═════ Supplied material ═════

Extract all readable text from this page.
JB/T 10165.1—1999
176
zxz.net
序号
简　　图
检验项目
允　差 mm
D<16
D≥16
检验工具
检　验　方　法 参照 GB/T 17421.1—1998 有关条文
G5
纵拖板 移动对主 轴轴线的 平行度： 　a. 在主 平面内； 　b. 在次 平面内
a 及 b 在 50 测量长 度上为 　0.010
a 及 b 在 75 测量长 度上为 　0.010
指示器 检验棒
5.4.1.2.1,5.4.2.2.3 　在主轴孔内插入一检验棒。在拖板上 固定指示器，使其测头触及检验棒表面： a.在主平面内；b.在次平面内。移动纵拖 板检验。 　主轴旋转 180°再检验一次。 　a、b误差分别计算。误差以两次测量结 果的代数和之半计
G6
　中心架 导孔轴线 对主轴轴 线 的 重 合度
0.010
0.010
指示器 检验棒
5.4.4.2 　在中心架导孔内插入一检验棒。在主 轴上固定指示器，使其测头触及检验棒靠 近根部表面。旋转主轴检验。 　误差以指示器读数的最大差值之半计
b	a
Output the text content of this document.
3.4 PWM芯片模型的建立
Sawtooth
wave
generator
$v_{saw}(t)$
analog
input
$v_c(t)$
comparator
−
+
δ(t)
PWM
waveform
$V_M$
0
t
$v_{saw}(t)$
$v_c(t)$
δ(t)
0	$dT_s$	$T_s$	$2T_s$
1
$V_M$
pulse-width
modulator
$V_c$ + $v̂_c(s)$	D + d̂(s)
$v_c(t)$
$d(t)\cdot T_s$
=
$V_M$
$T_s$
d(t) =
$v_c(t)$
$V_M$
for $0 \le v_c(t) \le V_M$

═════

■ Brief
All of the entries need to be reproduced exactly; please write them out.

■ Written solution
Extract all readable text from this page.
JB/T 10165.1—1999
176
zxz.net
序号
简　　图
检验项目
允　差 mm
D<16
D≥16
检验工具
检　验　方　法 参照 GB/T 17421.1—1998 有关条文
G5
纵拖板 移动对主 轴轴线的 平行度： 　a. 在主 平面内； 　b. 在次 平面内
a 及 b 在 50 测量长 度上为 　0.010
a 及 b 在 75 测量长 度上为 　0.010
指示器 检验棒
5.4.1.2.1,5.4.2.2.3 　在主轴孔内插入一检验棒。在拖板上 固定指示器，使其测头触及检验棒表面： a.在主平面内；b.在次平面内。移动纵拖 板检验。 　主轴旋转 180°再检验一次。 　a、b误差分别计算。误差以两次测量结 果的代数和之半计
G6
　中心架 导孔轴线 对主轴轴 线 的 重 合度
0.010
0.010
指示器 检验棒
5.4.4.2 　在中心架导孔内插入一检验棒。在主 轴上固定指示器，使其测头触及检验棒靠 近根部表面。旋转主轴检验。 　误差以指示器读数的最大差值之半计
b	a
Output the text content of this document.
3.4 PWM芯片模型的建立
Sawtooth
wave
generator
$v_{saw}(t)$
analog
input
$v_c(t)$
comparator
−
+
δ(t)
PWM
waveform
$V_M$
0
t
$v_{saw}(t)$
$v_c(t)$
δ(t)
0	$dT_s$	$T_s$	$2T_s$
1
$V_M$
pulse-width
modulator
$V_c$ + $v̂_c(s)$	D + d̂(s)
$v_c(t)$
$d(t)\cdot T_s$
=
$V_M$
$T_s$
d(t) =
$v_c(t)$
$V_M$
for $0 \le v_c(t) \le V_M$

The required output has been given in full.